§ **Your goal**
Repeat the whole listing exactly.

::::::::::

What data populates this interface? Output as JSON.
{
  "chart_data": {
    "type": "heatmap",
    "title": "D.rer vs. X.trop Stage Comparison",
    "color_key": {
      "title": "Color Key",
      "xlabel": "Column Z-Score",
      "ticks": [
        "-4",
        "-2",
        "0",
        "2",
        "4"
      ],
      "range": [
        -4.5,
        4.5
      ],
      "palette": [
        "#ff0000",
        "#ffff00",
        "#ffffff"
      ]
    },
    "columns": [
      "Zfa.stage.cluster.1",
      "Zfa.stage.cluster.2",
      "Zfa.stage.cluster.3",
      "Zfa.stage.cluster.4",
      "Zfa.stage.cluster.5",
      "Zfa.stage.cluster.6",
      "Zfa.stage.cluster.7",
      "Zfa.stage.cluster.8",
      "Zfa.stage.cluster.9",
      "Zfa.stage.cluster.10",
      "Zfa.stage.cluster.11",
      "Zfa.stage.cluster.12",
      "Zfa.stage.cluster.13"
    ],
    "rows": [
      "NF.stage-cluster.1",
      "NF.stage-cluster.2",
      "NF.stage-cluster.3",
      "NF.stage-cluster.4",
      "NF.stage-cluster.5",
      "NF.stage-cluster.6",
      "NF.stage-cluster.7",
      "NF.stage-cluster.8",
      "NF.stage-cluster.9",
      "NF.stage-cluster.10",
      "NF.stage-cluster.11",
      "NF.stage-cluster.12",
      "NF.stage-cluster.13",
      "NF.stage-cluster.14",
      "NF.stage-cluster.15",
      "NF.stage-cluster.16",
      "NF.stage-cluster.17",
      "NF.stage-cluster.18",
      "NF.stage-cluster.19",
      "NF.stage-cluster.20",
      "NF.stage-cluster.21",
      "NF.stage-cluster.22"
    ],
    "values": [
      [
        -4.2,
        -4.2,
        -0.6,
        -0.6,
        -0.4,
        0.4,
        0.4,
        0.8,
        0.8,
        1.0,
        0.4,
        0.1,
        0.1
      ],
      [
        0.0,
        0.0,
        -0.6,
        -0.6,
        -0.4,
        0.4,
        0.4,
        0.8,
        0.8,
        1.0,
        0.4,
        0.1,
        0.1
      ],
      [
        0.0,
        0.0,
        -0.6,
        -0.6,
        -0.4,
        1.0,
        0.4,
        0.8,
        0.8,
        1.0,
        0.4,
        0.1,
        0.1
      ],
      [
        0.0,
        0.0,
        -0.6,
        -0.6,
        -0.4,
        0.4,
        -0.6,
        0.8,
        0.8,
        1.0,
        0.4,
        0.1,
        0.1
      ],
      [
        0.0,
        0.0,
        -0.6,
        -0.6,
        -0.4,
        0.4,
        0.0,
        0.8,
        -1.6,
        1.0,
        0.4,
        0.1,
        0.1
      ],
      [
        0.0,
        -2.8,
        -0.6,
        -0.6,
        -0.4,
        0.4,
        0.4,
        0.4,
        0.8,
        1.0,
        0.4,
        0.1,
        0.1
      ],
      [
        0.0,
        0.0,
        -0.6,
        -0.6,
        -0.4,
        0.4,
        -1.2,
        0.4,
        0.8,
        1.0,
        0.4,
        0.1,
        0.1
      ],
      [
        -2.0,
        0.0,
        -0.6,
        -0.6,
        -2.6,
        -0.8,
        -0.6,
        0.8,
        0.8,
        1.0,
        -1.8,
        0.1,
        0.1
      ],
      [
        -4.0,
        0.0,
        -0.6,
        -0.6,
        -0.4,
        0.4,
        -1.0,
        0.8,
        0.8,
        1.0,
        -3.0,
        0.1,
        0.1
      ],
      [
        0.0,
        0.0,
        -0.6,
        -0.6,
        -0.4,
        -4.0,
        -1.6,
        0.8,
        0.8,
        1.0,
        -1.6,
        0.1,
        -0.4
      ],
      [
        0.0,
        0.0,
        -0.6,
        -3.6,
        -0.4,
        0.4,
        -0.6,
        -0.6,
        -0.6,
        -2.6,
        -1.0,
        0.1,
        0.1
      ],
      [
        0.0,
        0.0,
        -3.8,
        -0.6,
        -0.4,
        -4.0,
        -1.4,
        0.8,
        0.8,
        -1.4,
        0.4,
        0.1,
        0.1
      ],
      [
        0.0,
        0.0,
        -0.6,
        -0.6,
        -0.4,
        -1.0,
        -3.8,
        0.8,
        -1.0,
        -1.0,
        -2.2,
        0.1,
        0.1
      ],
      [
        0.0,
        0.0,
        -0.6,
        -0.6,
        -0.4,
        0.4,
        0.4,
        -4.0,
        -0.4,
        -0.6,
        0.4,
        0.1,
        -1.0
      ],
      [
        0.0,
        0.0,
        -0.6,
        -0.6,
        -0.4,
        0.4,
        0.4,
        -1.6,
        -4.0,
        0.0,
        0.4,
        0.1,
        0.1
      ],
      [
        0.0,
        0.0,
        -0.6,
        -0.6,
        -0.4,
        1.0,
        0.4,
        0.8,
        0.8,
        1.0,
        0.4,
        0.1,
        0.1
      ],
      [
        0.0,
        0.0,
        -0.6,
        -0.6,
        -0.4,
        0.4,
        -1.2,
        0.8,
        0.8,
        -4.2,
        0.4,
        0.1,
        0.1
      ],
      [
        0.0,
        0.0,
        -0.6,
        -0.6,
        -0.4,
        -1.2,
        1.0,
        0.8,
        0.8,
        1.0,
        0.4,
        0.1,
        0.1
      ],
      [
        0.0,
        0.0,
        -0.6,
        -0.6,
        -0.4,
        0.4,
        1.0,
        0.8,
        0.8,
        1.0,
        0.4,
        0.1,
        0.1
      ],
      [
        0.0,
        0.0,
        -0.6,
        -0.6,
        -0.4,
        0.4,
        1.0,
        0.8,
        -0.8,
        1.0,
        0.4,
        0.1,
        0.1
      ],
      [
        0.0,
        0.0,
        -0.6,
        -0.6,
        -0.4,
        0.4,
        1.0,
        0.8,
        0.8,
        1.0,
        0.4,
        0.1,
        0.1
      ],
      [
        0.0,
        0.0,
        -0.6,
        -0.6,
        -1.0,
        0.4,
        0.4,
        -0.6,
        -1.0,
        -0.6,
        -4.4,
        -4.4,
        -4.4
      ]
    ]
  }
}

::::::::::

§ **Answer**
What data populates this interface? Output as JSON.
{
  "chart_data": {
    "type": "heatmap",
    "title": "D.rer vs. X.trop Stage Comparison",
    "color_key": {
      "title": "Color Key",
      "xlabel": "Column Z-Score",
      "ticks": [
        "-4",
        "-2",
        "0",
        "2",
        "4"
      ],
      "range": [
        -4.5,
        4.5
      ],
      "palette": [
        "#ff0000",
        "#ffff00",
        "#ffffff"
      ]
    },
    "columns": [
      "Zfa.stage.cluster.1",
      "Zfa.stage.cluster.2",
      "Zfa.stage.cluster.3",
      "Zfa.stage.cluster.4",
      "Zfa.stage.cluster.5",
      "Zfa.stage.cluster.6",
      "Zfa.stage.cluster.7",
      "Zfa.stage.cluster.8",
      "Zfa.stage.cluster.9",
      "Zfa.stage.cluster.10",
      "Zfa.stage.cluster.11",
      "Zfa.stage.cluster.12",
      "Zfa.stage.cluster.13"
    ],
    "rows": [
      "NF.stage-cluster.1",
      "NF.stage-cluster.2",
      "NF.stage-cluster.3",
      "NF.stage-cluster.4",
      "NF.stage-cluster.5",
      "NF.stage-cluster.6",
      "NF.stage-cluster.7",
      "NF.stage-cluster.8",
      "NF.stage-cluster.9",
      "NF.stage-cluster.10",
      "NF.stage-cluster.11",
      "NF.stage-cluster.12",
      "NF.stage-cluster.13",
      "NF.stage-cluster.14",
      "NF.stage-cluster.15",
      "NF.stage-cluster.16",
      "NF.stage-cluster.17",
      "NF.stage-cluster.18",
      "NF.stage-cluster.19",
      "NF.stage-cluster.20",
      "NF.stage-cluster.21",
      "NF.stage-cluster.22"
    ],
    "values": [
      [
        -4.2,
        -4.2,
        -0.6,
        -0.6,
        -0.4,
        0.4,
        0.4,
        0.8,
        0.8,
        1.0,
        0.4,
        0.1,
        0.1
      ],
      [
        0.0,
        0.0,
        -0.6,
        -0.6,
        -0.4,
        0.4,
        0.4,
        0.8,
        0.8,
        1.0,
        0.4,
        0.1,
        0.1
      ],
      [
        0.0,
        0.0,
        -0.6,
        -0.6,
        -0.4,
        1.0,
        0.4,
        0.8,
        0.8,
        1.0,
        0.4,
        0.1,
        0.1
      ],
      [
        0.0,
        0.0,
        -0.6,
        -0.6,
        -0.4,
        0.4,
        -0.6,
        0.8,
        0.8,
        1.0,
        0.4,
        0.1,
        0.1
      ],
      [
        0.0,
        0.0,
        -0.6,
        -0.6,
        -0.4,
        0.4,
        0.0,
        0.8,
        -1.6,
        1.0,
        0.4,
        0.1,
        0.1
      ],
      [
        0.0,
        -2.8,
        -0.6,
        -0.6,
        -0.4,
        0.4,
        0.4,
        0.4,
        0.8,
        1.0,
        0.4,
        0.1,
        0.1
      ],
      [
        0.0,
        0.0,
        -0.6,
        -0.6,
        -0.4,
        0.4,
        -1.2,
        0.4,
        0.8,
        1.0,
        0.4,
        0.1,
        0.1
      ],
      [
        -2.0,
        0.0,
        -0.6,
        -0.6,
        -2.6,
        -0.8,
        -0.6,
        0.8,
        0.8,
        1.0,
        -1.8,
        0.1,
        0.1
      ],
      [
        -4.0,
        0.0,
        -0.6,
        -0.6,
        -0.4,
        0.4,
        -1.0,
        0.8,
        0.8,
        1.0,
        -3.0,
        0.1,
        0.1
      ],
      [
        0.0,
        0.0,
        -0.6,
        -0.6,
        -0.4,
        -4.0,
        -1.6,
        0.8,
        0.8,
        1.0,
        -1.6,
        0.1,
        -0.4
      ],
      [
        0.0,
        0.0,
        -0.6,
        -3.6,
        -0.4,
        0.4,
        -0.6,
        -0.6,
        -0.6,
        -2.6,
        -1.0,
        0.1,
        0.1
      ],
      [
        0.0,
        0.0,
        -3.8,
        -0.6,
        -0.4,
        -4.0,
        -1.4,
        0.8,
        0.8,
        -1.4,
        0.4,
        0.1,
        0.1
      ],
      [
        0.0,
        0.0,
        -0.6,
        -0.6,
        -0.4,
        -1.0,
        -3.8,
        0.8,
        -1.0,
        -1.0,
        -2.2,
        0.1,
        0.1
      ],
      [
        0.0,
        0.0,
        -0.6,
        -0.6,
        -0.4,
        0.4,
        0.4,
        -4.0,
        -0.4,
        -0.6,
        0.4,
        0.1,
        -1.0
      ],
      [
        0.0,
        0.0,
        -0.6,
        -0.6,
        -0.4,
        0.4,
        0.4,
        -1.6,
        -4.0,
        0.0,
        0.4,
        0.1,
        0.1
      ],
      [
        0.0,
        0.0,
        -0.6,
        -0.6,
        -0.4,
        1.0,
        0.4,
        0.8,
        0.8,
        1.0,
        0.4,
        0.1,
        0.1
      ],
      [
        0.0,
        0.0,
        -0.6,
        -0.6,
        -0.4,
        0.4,
        -1.2,
        0.8,
        0.8,
        -4.2,
        0.4,
        0.1,
        0.1
      ],
      [
        0.0,
        0.0,
        -0.6,
        -0.6,
        -0.4,
        -1.2,
        1.0,
        0.8,
        0.8,
        1.0,
        0.4,
        0.1,
        0.1
      ],
      [
        0.0,
        0.0,
        -0.6,
        -0.6,
        -0.4,
        0.4,
        1.0,
        0.8,
        0.8,
        1.0,
        0.4,
        0.1,
        0.1
      ],
      [
        0.0,
        0.0,
        -0.6,
        -0.6,
        -0.4,
        0.4,
        1.0,
        0.8,
        -0.8,
        1.0,
        0.4,
        0.1,
        0.1
      ],
      [
        0.0,
        0.0,
        -0.6,
        -0.6,
        -0.4,
        0.4,
        1.0,
        0.8,
        0.8,
        1.0,
        0.4,
        0.1,
        0.1
      ],
      [
        0.0,
        0.0,
        -0.6,
        -0.6,
        -1.0,
        0.4,
        0.4,
        -0.6,
        -1.0,
        -0.6,
        -4.4,
        -4.4,
        -4.4
      ]
    ]
  }
}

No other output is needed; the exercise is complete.